Copy everything in the listing below word for word, apart from any images.
----
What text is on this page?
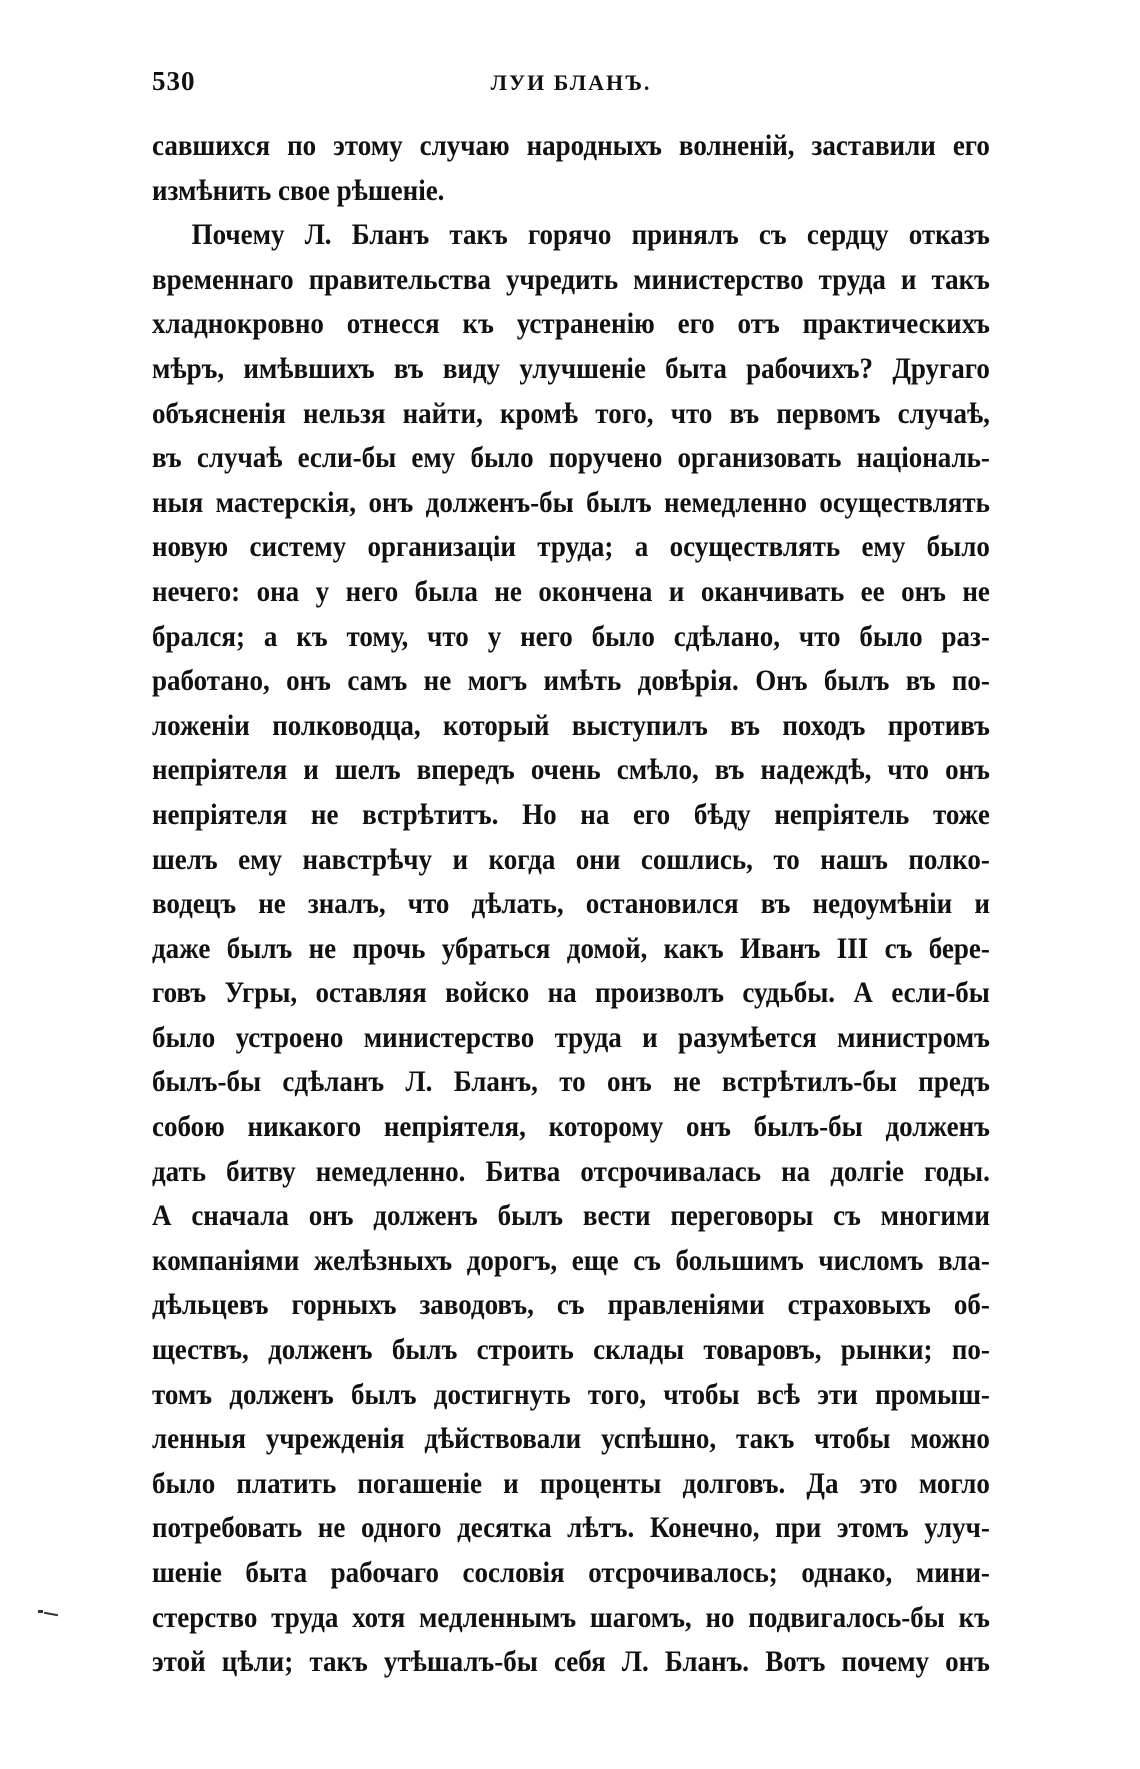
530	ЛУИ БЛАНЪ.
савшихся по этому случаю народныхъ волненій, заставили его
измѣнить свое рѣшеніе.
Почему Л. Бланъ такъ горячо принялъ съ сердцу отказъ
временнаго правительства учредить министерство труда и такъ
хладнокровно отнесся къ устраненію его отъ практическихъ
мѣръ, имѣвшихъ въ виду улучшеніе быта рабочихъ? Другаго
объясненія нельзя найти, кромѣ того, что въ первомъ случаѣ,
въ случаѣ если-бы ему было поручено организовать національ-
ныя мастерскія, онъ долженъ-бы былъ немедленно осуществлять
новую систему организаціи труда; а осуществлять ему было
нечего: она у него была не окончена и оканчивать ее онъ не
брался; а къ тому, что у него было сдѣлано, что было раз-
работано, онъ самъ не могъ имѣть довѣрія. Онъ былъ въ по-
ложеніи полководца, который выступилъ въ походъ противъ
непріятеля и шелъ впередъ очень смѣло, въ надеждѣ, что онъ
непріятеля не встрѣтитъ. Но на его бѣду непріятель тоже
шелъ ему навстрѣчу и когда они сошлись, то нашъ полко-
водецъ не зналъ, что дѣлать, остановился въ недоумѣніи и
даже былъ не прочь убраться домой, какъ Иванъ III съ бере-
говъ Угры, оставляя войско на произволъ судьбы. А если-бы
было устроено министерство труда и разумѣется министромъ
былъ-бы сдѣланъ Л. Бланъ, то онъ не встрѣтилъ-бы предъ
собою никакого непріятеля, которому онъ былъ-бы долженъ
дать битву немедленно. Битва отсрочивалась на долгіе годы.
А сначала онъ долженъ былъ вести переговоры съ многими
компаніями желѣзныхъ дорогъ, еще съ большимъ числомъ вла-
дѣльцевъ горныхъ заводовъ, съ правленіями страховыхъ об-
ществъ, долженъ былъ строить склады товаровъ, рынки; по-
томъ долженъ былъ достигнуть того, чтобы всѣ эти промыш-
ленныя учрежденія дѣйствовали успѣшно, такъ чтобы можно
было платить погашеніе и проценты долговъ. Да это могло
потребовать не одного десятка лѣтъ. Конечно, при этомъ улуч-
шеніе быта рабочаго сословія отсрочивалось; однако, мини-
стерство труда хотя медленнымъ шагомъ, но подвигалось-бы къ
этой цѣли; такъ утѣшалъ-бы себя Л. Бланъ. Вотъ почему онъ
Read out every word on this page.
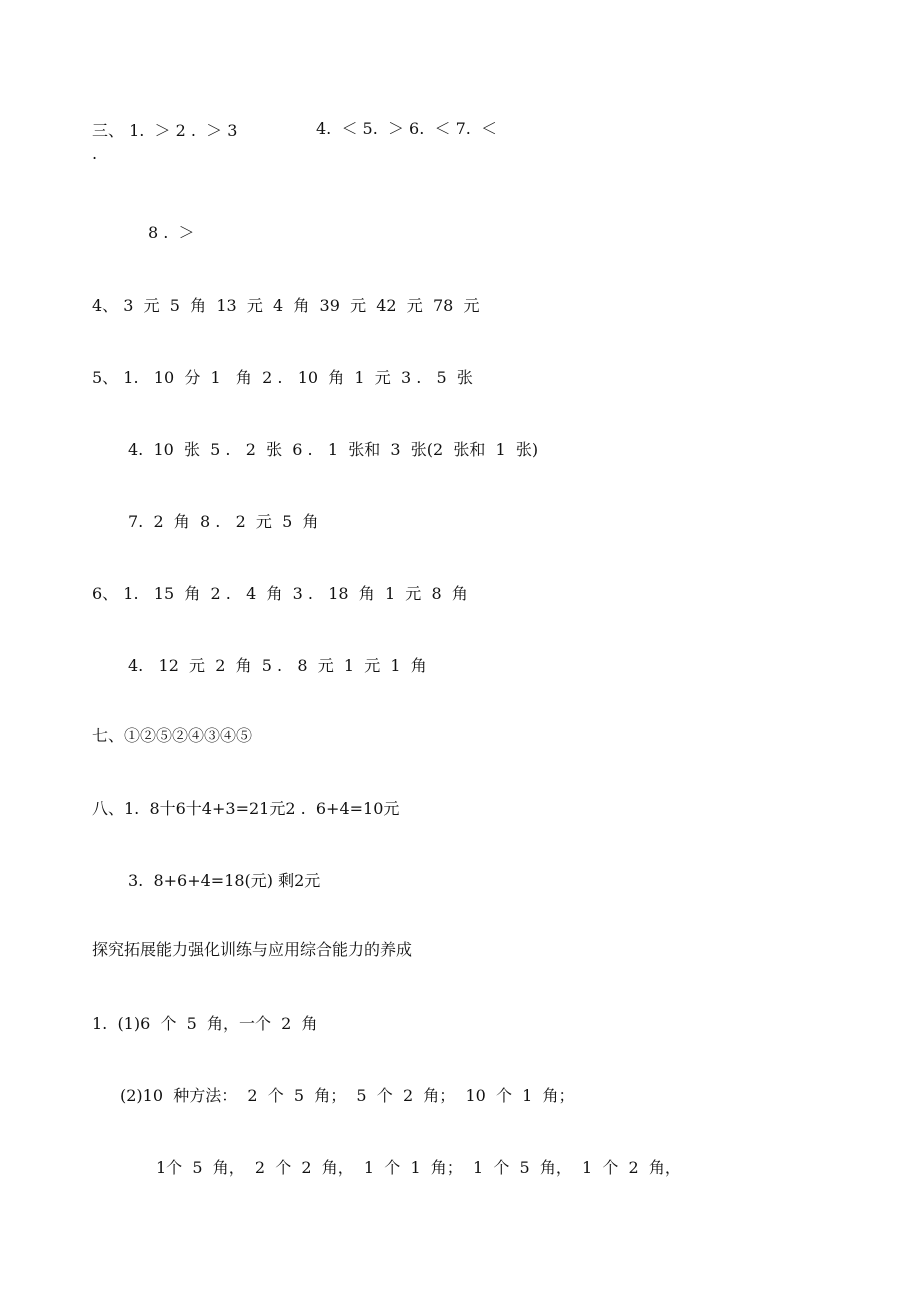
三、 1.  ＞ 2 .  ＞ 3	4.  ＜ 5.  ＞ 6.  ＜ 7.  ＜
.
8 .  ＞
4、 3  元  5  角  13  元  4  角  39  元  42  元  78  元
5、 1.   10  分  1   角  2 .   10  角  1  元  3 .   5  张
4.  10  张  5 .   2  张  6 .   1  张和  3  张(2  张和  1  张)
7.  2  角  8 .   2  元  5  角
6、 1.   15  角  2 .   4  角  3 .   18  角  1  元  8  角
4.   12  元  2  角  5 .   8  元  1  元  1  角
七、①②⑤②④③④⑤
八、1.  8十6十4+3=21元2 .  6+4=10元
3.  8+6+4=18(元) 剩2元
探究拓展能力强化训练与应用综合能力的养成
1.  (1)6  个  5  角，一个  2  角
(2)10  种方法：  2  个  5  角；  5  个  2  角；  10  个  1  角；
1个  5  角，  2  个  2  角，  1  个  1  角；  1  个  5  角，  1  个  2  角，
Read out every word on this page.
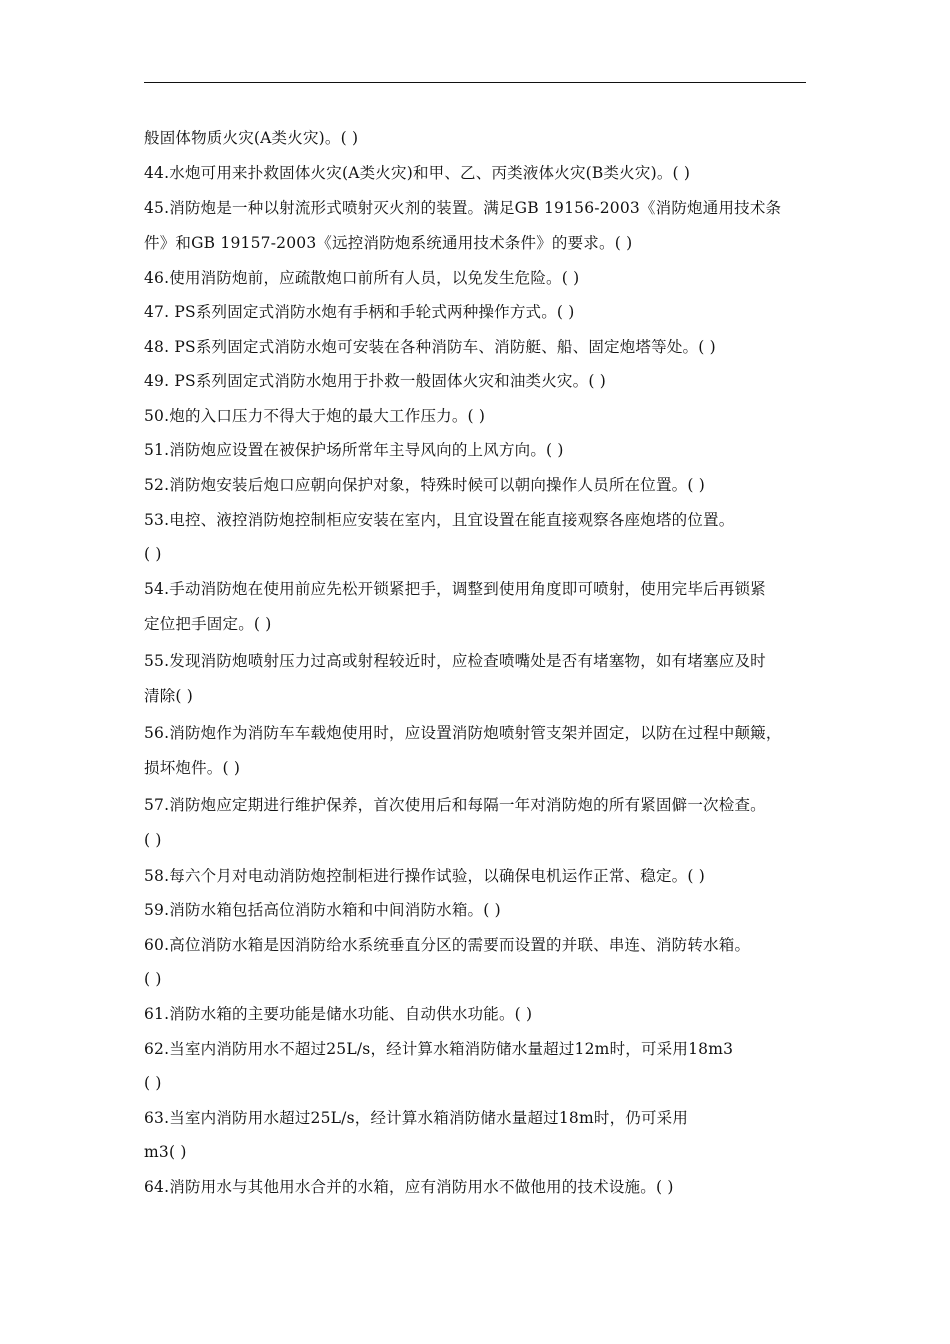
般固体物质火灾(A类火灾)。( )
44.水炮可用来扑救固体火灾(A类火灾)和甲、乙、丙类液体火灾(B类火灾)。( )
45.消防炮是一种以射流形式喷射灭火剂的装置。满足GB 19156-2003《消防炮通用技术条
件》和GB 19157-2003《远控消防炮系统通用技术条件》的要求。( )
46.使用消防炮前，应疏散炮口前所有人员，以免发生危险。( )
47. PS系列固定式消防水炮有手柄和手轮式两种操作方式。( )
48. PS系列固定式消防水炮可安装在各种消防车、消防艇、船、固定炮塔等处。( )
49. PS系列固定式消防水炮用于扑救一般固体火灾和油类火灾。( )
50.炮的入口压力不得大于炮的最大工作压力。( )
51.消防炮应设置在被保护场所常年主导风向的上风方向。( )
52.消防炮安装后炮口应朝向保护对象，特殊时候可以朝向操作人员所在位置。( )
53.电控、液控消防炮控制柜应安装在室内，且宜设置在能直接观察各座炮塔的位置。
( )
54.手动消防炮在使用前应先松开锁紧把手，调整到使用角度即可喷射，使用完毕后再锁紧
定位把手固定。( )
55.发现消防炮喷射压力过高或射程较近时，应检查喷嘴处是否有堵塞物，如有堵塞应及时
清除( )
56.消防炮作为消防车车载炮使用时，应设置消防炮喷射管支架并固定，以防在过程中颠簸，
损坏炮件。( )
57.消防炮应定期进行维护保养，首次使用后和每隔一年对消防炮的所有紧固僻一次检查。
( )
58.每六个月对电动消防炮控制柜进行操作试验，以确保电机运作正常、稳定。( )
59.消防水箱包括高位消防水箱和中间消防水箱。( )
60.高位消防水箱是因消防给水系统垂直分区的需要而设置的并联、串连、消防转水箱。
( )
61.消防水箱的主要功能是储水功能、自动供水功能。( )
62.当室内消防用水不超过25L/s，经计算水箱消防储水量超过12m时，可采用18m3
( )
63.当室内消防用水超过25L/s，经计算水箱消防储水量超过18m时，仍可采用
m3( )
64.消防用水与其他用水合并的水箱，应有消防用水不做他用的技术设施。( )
----
● **COMPLETED EXERCISE**
What text is on this page?
530	ЛУИ БЛАНЪ.
савшихся по этому случаю народныхъ волненій, заставили его
измѣнить свое рѣшеніе.
Почему Л. Бланъ такъ горячо принялъ съ сердцу отказъ
временнаго правительства учредить министерство труда и такъ
хладнокровно отнесся къ устраненію его отъ практическихъ
мѣръ, имѣвшихъ въ виду улучшеніе быта рабочихъ? Другаго
объясненія нельзя найти, кромѣ того, что въ первомъ случаѣ,
въ случаѣ если-бы ему было поручено организовать національ-
ныя мастерскія, онъ долженъ-бы былъ немедленно осуществлять
новую систему организаціи труда; а осуществлять ему было
нечего: она у него была не окончена и оканчивать ее онъ не
брался; а къ тому, что у него было сдѣлано, что было раз-
работано, онъ самъ не могъ имѣть довѣрія. Онъ былъ въ по-
ложеніи полководца, который выступилъ въ походъ противъ
непріятеля и шелъ впередъ очень смѣло, въ надеждѣ, что онъ
непріятеля не встрѣтитъ. Но на его бѣду непріятель тоже
шелъ ему навстрѣчу и когда они сошлись, то нашъ полко-
водецъ не зналъ, что дѣлать, остановился въ недоумѣніи и
даже былъ не прочь убраться домой, какъ Иванъ III съ бере-
говъ Угры, оставляя войско на произволъ судьбы. А если-бы
было устроено министерство труда и разумѣется министромъ
былъ-бы сдѣланъ Л. Бланъ, то онъ не встрѣтилъ-бы предъ
собою никакого непріятеля, которому онъ былъ-бы долженъ
дать битву немедленно. Битва отсрочивалась на долгіе годы.
А сначала онъ долженъ былъ вести переговоры съ многими
компаніями желѣзныхъ дорогъ, еще съ большимъ числомъ вла-
дѣльцевъ горныхъ заводовъ, съ правленіями страховыхъ об-
ществъ, долженъ былъ строить склады товаровъ, рынки; по-
томъ долженъ былъ достигнуть того, чтобы всѣ эти промыш-
ленныя учрежденія дѣйствовали успѣшно, такъ чтобы можно
было платить погашеніе и проценты долговъ. Да это могло
потребовать не одного десятка лѣтъ. Конечно, при этомъ улуч-
шеніе быта рабочаго сословія отсрочивалось; однако, мини-
стерство труда хотя медленнымъ шагомъ, но подвигалось-бы къ
этой цѣли; такъ утѣшалъ-бы себя Л. Бланъ. Вотъ почему онъ
Read out every word on this page.
三、 1.  ＞ 2 .  ＞ 3	4.  ＜ 5.  ＞ 6.  ＜ 7.  ＜
.
8 .  ＞
4、 3  元  5  角  13  元  4  角  39  元  42  元  78  元
5、 1.   10  分  1   角  2 .   10  角  1  元  3 .   5  张
4.  10  张  5 .   2  张  6 .   1  张和  3  张(2  张和  1  张)
7.  2  角  8 .   2  元  5  角
6、 1.   15  角  2 .   4  角  3 .   18  角  1  元  8  角
4.   12  元  2  角  5 .   8  元  1  元  1  角
七、①②⑤②④③④⑤
八、1.  8十6十4+3=21元2 .  6+4=10元
3.  8+6+4=18(元) 剩2元
探究拓展能力强化训练与应用综合能力的养成
1.  (1)6  个  5  角，一个  2  角
(2)10  种方法：  2  个  5  角；  5  个  2  角；  10  个  1  角；
1个  5  角，  2  个  2  角，  1  个  1  角；  1  个  5  角，  1  个  2  角，
Read out every word on this page.
般固体物质火灾(A类火灾)。( )
44.水炮可用来扑救固体火灾(A类火灾)和甲、乙、丙类液体火灾(B类火灾)。( )
45.消防炮是一种以射流形式喷射灭火剂的装置。满足GB 19156-2003《消防炮通用技术条
件》和GB 19157-2003《远控消防炮系统通用技术条件》的要求。( )
46.使用消防炮前，应疏散炮口前所有人员，以免发生危险。( )
47. PS系列固定式消防水炮有手柄和手轮式两种操作方式。( )
48. PS系列固定式消防水炮可安装在各种消防车、消防艇、船、固定炮塔等处。( )
49. PS系列固定式消防水炮用于扑救一般固体火灾和油类火灾。( )
50.炮的入口压力不得大于炮的最大工作压力。( )
51.消防炮应设置在被保护场所常年主导风向的上风方向。( )
52.消防炮安装后炮口应朝向保护对象，特殊时候可以朝向操作人员所在位置。( )
53.电控、液控消防炮控制柜应安装在室内，且宜设置在能直接观察各座炮塔的位置。
( )
54.手动消防炮在使用前应先松开锁紧把手，调整到使用角度即可喷射，使用完毕后再锁紧
定位把手固定。( )
55.发现消防炮喷射压力过高或射程较近时，应检查喷嘴处是否有堵塞物，如有堵塞应及时
清除( )
56.消防炮作为消防车车载炮使用时，应设置消防炮喷射管支架并固定，以防在过程中颠簸，
损坏炮件。( )
57.消防炮应定期进行维护保养，首次使用后和每隔一年对消防炮的所有紧固僻一次检查。
( )
58.每六个月对电动消防炮控制柜进行操作试验，以确保电机运作正常、稳定。( )
59.消防水箱包括高位消防水箱和中间消防水箱。( )
60.高位消防水箱是因消防给水系统垂直分区的需要而设置的并联、串连、消防转水箱。
( )
61.消防水箱的主要功能是储水功能、自动供水功能。( )
62.当室内消防用水不超过25L/s，经计算水箱消防储水量超过12m时，可采用18m3
( )
63.当室内消防用水超过25L/s，经计算水箱消防储水量超过18m时，仍可采用
m3( )
64.消防用水与其他用水合并的水箱，应有消防用水不做他用的技术设施。( )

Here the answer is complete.